**Work instructions:** Check each line of the records for "page"; collect those that have it.

**Data in this exercise:**
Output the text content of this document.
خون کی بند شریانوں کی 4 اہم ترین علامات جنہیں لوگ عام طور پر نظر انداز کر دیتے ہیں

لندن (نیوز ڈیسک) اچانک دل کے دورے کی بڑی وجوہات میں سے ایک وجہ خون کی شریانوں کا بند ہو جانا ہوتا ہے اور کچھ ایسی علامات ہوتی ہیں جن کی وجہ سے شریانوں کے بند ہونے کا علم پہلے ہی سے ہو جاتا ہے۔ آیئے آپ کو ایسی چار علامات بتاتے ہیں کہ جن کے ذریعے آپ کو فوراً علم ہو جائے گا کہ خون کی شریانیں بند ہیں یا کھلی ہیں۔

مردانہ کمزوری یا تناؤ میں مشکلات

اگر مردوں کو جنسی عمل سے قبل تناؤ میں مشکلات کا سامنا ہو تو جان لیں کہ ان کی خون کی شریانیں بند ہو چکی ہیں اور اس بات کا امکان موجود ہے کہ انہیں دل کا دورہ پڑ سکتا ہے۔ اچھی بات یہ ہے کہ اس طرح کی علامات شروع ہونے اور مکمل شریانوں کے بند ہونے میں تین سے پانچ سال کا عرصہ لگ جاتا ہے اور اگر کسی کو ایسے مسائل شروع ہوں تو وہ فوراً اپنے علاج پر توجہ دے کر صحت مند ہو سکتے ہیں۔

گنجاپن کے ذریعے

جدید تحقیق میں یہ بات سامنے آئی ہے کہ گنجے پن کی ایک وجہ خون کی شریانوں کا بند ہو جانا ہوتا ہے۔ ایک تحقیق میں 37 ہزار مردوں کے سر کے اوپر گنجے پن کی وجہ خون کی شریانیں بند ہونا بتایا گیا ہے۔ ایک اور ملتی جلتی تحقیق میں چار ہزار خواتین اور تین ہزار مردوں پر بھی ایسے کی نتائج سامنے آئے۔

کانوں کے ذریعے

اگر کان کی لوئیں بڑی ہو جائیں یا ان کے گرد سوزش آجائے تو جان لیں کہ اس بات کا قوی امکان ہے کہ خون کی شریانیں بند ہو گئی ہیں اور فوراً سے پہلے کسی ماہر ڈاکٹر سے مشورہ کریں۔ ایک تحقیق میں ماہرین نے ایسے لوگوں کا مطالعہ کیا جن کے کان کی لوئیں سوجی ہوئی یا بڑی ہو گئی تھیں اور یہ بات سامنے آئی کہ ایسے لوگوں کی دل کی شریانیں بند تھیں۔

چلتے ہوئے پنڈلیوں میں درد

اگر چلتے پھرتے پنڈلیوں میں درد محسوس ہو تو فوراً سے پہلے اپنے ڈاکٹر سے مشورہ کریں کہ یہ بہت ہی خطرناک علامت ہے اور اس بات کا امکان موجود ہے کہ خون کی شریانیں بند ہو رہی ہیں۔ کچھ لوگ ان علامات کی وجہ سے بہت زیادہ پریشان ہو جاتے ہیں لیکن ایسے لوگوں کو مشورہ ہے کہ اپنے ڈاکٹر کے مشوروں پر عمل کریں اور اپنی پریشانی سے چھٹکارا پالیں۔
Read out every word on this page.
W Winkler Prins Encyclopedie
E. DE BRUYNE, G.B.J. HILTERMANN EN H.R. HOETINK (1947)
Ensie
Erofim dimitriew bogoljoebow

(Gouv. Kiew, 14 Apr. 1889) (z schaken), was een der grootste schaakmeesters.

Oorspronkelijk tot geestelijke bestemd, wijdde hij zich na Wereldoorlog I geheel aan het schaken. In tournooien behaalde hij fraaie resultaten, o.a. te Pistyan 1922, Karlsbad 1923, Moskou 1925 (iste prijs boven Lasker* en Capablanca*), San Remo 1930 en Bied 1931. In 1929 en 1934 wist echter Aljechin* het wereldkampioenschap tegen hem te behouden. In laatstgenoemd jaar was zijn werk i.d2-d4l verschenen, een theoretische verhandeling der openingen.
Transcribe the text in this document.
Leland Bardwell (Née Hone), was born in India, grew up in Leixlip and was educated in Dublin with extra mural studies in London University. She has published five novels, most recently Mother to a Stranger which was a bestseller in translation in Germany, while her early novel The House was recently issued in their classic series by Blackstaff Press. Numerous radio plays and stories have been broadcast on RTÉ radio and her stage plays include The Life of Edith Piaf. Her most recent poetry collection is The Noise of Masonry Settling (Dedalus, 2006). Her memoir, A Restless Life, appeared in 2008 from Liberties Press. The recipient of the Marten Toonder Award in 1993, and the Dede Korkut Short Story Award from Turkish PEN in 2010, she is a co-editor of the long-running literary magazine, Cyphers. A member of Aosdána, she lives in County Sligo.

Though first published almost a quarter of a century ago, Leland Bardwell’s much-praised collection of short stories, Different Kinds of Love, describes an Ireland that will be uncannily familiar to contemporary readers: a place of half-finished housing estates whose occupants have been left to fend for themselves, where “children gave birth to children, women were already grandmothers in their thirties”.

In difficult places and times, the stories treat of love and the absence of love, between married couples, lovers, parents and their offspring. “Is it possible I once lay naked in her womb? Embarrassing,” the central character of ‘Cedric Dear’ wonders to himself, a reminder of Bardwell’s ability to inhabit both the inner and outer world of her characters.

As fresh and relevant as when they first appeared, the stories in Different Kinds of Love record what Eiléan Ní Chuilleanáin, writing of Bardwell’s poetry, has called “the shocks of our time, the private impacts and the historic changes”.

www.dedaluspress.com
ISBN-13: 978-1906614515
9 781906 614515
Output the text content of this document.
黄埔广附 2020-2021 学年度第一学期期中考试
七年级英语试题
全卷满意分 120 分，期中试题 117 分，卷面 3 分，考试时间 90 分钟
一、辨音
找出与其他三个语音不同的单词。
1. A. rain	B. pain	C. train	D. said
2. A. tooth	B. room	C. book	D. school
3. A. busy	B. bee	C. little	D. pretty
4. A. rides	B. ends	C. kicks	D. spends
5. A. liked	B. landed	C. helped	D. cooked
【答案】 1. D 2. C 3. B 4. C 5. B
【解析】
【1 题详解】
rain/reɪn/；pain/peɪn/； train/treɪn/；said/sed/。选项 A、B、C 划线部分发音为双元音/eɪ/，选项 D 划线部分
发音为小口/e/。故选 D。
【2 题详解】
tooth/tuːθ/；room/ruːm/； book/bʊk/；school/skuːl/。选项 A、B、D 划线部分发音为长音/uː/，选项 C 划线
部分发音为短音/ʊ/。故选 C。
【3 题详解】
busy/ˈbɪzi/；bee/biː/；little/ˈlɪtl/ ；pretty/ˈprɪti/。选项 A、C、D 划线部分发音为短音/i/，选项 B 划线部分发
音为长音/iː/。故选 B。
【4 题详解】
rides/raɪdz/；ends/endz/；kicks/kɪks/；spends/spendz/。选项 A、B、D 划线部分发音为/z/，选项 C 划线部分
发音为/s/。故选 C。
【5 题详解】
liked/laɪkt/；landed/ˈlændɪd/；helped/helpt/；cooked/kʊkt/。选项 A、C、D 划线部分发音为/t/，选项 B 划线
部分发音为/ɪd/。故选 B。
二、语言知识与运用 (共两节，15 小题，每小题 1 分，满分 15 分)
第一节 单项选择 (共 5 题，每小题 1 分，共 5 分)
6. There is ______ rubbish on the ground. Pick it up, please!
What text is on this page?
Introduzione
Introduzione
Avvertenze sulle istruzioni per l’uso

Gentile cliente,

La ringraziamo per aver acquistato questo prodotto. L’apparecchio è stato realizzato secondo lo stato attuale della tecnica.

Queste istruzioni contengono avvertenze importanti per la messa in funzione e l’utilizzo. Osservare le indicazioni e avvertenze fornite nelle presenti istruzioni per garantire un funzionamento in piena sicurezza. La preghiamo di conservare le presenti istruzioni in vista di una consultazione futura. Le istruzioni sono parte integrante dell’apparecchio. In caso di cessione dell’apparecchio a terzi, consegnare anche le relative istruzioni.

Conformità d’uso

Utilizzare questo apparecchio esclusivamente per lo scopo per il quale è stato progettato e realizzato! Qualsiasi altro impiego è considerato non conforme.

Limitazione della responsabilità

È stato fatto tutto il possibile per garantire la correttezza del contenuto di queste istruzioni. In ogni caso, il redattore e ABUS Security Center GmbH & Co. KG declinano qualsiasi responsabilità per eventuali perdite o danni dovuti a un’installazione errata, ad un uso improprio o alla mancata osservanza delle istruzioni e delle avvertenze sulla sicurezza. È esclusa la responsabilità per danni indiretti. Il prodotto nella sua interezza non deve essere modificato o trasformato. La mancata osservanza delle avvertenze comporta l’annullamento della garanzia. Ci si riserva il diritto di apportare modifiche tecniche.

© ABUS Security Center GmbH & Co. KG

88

**Finished exercise:**
Read out every word on this page.
What text is on this page?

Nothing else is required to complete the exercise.